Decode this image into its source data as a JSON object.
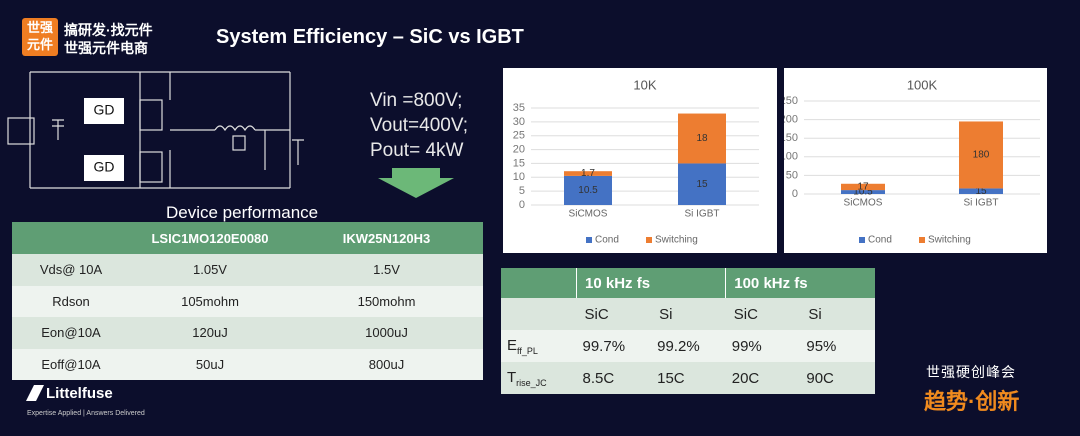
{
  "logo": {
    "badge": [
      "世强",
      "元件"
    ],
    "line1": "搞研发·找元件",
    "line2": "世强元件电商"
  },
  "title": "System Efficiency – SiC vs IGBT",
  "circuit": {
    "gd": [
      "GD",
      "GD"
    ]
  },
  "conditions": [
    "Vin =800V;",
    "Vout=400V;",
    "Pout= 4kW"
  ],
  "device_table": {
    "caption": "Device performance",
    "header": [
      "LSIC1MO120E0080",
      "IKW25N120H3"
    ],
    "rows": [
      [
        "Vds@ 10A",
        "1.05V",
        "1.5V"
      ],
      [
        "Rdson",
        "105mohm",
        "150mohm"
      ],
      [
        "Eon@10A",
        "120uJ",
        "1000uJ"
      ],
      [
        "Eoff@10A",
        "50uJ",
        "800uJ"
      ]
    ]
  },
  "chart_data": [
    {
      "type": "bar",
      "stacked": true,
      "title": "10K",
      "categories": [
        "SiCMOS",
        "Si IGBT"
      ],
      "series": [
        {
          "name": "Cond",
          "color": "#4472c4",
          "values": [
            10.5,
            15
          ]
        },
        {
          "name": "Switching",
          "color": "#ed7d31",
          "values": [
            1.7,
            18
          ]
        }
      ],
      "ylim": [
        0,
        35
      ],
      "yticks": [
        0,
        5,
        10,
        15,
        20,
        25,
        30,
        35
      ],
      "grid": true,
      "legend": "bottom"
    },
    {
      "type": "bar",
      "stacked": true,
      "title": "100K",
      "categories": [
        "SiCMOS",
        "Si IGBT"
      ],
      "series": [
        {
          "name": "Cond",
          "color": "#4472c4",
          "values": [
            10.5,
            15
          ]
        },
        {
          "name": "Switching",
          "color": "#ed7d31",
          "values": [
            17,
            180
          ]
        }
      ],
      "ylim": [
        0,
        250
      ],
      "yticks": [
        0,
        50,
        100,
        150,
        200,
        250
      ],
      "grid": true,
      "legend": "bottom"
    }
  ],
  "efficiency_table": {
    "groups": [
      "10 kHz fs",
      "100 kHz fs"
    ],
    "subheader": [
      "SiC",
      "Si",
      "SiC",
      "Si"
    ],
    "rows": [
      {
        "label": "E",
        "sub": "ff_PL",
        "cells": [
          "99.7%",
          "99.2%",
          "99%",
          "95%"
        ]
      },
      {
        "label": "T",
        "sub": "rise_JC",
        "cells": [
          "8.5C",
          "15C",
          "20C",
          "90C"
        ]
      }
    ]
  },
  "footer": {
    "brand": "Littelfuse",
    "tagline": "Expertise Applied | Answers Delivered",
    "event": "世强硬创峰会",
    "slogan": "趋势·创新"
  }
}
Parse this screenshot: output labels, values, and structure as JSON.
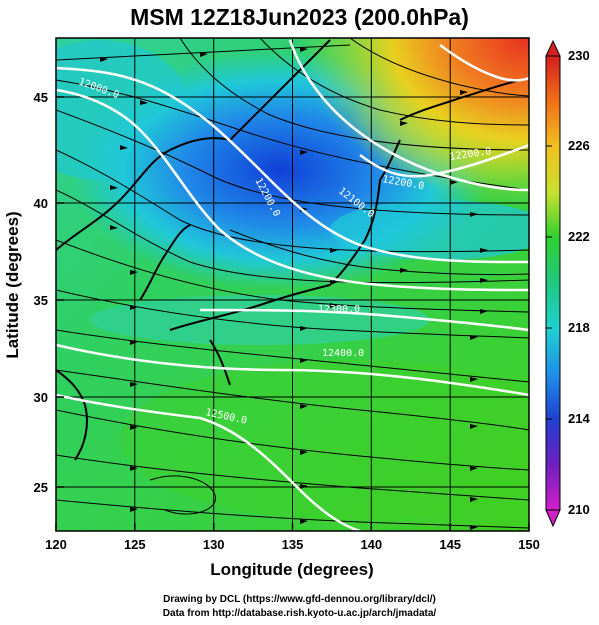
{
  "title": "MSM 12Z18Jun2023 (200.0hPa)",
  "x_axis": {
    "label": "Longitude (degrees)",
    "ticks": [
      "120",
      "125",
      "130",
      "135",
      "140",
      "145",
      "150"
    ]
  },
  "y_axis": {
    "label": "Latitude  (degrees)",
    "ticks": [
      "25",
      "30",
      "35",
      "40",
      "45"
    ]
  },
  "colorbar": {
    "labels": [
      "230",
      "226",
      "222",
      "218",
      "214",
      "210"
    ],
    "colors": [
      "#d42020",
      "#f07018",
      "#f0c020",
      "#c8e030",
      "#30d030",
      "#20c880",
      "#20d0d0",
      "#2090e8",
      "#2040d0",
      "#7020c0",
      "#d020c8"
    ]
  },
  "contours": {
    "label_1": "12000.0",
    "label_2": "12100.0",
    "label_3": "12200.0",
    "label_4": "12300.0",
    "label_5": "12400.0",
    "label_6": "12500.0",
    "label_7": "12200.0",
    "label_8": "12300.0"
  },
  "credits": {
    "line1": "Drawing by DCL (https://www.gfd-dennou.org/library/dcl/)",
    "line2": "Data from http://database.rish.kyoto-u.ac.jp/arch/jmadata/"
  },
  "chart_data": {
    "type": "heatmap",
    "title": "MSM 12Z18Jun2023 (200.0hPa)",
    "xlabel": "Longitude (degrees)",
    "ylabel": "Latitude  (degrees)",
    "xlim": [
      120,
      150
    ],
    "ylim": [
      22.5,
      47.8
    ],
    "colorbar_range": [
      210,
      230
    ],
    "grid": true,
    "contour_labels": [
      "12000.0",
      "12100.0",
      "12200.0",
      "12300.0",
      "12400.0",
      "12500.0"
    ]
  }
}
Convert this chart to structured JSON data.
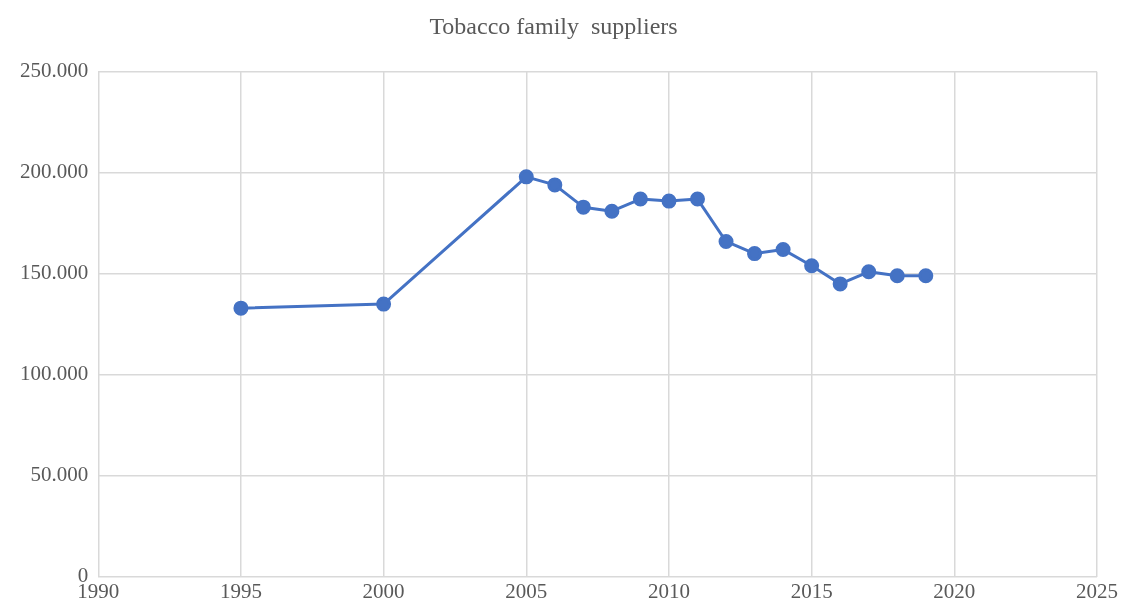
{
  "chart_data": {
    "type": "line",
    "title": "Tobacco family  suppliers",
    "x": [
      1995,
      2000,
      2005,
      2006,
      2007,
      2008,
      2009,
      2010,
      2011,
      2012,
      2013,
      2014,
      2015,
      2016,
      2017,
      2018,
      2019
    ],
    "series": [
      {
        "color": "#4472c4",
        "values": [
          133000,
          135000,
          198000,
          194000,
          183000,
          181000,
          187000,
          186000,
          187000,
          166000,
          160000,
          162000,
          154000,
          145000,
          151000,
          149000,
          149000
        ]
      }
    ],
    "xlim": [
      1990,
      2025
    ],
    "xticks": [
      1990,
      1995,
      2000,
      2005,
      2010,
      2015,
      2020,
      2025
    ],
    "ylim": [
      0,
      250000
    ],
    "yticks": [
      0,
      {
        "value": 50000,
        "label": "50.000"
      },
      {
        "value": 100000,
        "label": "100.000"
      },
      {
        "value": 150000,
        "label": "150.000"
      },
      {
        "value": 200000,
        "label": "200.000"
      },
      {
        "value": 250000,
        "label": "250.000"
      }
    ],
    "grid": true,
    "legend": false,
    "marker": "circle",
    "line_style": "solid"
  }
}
■ ■ ■
* **Task**
Write out, exactly, each line from the one containing "Convert this chart to structured JSON data." down to the final line of the data above. Both of those lines count, and the pictures are left out.

* **Result of this exercise**
Convert this chart to structured JSON data.
{
  "chart_data": {
    "type": "line",
    "title": "Tobacco family  suppliers",
    "x": [
      1995,
      2000,
      2005,
      2006,
      2007,
      2008,
      2009,
      2010,
      2011,
      2012,
      2013,
      2014,
      2015,
      2016,
      2017,
      2018,
      2019
    ],
    "series": [
      {
        "color": "#4472c4",
        "values": [
          133000,
          135000,
          198000,
          194000,
          183000,
          181000,
          187000,
          186000,
          187000,
          166000,
          160000,
          162000,
          154000,
          145000,
          151000,
          149000,
          149000
        ]
      }
    ],
    "xlim": [
      1990,
      2025
    ],
    "xticks": [
      1990,
      1995,
      2000,
      2005,
      2010,
      2015,
      2020,
      2025
    ],
    "ylim": [
      0,
      250000
    ],
    "yticks": [
      0,
      {
        "value": 50000,
        "label": "50.000"
      },
      {
        "value": 100000,
        "label": "100.000"
      },
      {
        "value": 150000,
        "label": "150.000"
      },
      {
        "value": 200000,
        "label": "200.000"
      },
      {
        "value": 250000,
        "label": "250.000"
      }
    ],
    "grid": true,
    "legend": false,
    "marker": "circle",
    "line_style": "solid"
  }
}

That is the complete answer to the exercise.